(Collection entries)
○ ○ ○ ○

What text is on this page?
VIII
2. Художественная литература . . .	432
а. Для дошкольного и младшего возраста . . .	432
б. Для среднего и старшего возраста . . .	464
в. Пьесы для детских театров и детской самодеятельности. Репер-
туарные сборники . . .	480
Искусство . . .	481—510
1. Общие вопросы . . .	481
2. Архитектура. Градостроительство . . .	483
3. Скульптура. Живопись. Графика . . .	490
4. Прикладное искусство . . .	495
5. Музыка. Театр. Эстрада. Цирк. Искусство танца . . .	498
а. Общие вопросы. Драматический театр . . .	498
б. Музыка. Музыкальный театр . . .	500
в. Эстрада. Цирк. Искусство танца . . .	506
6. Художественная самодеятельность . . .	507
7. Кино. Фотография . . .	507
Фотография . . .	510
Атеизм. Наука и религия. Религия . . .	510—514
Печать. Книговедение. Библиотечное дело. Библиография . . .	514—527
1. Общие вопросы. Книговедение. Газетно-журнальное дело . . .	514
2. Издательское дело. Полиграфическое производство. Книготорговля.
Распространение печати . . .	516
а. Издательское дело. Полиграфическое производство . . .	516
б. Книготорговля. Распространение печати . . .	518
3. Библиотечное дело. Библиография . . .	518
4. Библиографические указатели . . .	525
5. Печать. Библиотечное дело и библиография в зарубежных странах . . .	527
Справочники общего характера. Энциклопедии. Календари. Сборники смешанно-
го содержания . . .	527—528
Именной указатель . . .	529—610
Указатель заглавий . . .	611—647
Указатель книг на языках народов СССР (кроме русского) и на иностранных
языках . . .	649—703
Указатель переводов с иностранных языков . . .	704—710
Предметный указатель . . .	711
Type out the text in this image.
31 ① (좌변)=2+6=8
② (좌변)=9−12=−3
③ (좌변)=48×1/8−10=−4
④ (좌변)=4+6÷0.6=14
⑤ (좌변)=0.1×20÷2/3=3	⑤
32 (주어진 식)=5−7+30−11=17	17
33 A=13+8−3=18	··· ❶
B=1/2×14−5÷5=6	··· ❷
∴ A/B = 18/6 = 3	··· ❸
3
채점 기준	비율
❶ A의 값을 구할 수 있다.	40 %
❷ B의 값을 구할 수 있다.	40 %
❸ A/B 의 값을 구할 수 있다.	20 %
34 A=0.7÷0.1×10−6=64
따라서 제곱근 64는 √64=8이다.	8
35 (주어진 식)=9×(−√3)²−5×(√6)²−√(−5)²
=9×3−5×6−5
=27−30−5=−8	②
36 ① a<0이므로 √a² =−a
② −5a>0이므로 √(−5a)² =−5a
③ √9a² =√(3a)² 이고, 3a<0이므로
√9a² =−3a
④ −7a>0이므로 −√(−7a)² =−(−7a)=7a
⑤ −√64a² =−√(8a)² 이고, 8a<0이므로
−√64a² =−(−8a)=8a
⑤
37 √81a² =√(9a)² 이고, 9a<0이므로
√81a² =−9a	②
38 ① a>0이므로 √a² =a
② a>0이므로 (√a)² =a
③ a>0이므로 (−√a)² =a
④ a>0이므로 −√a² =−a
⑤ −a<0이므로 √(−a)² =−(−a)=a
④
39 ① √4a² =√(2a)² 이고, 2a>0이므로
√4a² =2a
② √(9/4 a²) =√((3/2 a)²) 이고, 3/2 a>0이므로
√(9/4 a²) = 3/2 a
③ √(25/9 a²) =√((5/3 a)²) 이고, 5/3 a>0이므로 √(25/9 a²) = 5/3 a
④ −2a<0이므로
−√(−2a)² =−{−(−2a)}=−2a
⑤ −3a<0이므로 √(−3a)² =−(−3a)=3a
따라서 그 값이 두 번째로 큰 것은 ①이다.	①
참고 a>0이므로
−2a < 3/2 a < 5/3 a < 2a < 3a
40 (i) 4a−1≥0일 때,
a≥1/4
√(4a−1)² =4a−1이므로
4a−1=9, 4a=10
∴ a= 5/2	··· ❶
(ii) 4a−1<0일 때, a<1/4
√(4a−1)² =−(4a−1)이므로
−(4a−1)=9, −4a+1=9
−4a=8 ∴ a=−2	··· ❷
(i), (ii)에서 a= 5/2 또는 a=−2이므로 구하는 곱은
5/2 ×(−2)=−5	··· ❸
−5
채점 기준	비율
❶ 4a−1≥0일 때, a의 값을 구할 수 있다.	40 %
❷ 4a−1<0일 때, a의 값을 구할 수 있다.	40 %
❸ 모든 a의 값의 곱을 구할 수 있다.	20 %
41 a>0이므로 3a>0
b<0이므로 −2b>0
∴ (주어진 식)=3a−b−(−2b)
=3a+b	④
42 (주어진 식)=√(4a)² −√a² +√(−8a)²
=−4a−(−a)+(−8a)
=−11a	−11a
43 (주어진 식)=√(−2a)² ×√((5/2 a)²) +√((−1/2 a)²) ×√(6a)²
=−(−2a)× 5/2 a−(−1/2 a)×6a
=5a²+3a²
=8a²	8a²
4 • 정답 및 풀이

○ ○ ○ ○

* Exercise instructions: Pick out the lines that have the word "производство". Copy them all.

* Expected answer:
2. Издательское дело. Полиграфическое производство. Книготорговля.
а. Издательское дело. Полиграфическое производство . . .	516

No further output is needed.